▸ Task prompt:
Write out the data again in full, exactly as it reads.

▸ Given information:
* * * *

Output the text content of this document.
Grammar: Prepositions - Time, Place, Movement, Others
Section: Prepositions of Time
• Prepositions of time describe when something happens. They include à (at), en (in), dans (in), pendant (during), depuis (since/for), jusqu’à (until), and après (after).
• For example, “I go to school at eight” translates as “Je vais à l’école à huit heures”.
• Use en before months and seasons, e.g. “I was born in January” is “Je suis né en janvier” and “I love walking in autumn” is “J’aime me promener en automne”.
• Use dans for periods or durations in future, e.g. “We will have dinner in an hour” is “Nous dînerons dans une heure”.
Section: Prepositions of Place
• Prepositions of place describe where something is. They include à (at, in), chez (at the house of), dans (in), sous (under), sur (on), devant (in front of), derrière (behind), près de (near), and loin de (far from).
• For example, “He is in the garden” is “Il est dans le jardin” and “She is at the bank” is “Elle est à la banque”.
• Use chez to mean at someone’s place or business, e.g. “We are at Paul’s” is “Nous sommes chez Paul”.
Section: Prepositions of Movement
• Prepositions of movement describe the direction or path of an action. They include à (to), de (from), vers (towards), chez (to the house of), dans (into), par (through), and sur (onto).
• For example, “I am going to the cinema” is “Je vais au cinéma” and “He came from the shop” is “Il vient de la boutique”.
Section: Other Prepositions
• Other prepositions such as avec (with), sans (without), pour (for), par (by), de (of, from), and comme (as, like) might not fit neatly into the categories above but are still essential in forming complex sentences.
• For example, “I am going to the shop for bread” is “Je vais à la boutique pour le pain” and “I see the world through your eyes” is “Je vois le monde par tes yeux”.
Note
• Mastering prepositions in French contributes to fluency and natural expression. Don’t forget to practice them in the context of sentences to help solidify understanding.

* * * *

▸ Answer:
Output the text content of this document.
Grammar: Prepositions - Time, Place, Movement, Others
Section: Prepositions of Time
• Prepositions of time describe when something happens. They include à (at), en (in), dans (in), pendant (during), depuis (since/for), jusqu’à (until), and après (after).
• For example, “I go to school at eight” translates as “Je vais à l’école à huit heures”.
• Use en before months and seasons, e.g. “I was born in January” is “Je suis né en janvier” and “I love walking in autumn” is “J’aime me promener en automne”.
• Use dans for periods or durations in future, e.g. “We will have dinner in an hour” is “Nous dînerons dans une heure”.
Section: Prepositions of Place
• Prepositions of place describe where something is. They include à (at, in), chez (at the house of), dans (in), sous (under), sur (on), devant (in front of), derrière (behind), près de (near), and loin de (far from).
• For example, “He is in the garden” is “Il est dans le jardin” and “She is at the bank” is “Elle est à la banque”.
• Use chez to mean at someone’s place or business, e.g. “We are at Paul’s” is “Nous sommes chez Paul”.
Section: Prepositions of Movement
• Prepositions of movement describe the direction or path of an action. They include à (to), de (from), vers (towards), chez (to the house of), dans (into), par (through), and sur (onto).
• For example, “I am going to the cinema” is “Je vais au cinéma” and “He came from the shop” is “Il vient de la boutique”.
Section: Other Prepositions
• Other prepositions such as avec (with), sans (without), pour (for), par (by), de (of, from), and comme (as, like) might not fit neatly into the categories above but are still essential in forming complex sentences.
• For example, “I am going to the shop for bread” is “Je vais à la boutique pour le pain” and “I see the world through your eyes” is “Je vois le monde par tes yeux”.
Note
• Mastering prepositions in French contributes to fluency and natural expression. Don’t forget to practice them in the context of sentences to help solidify understanding.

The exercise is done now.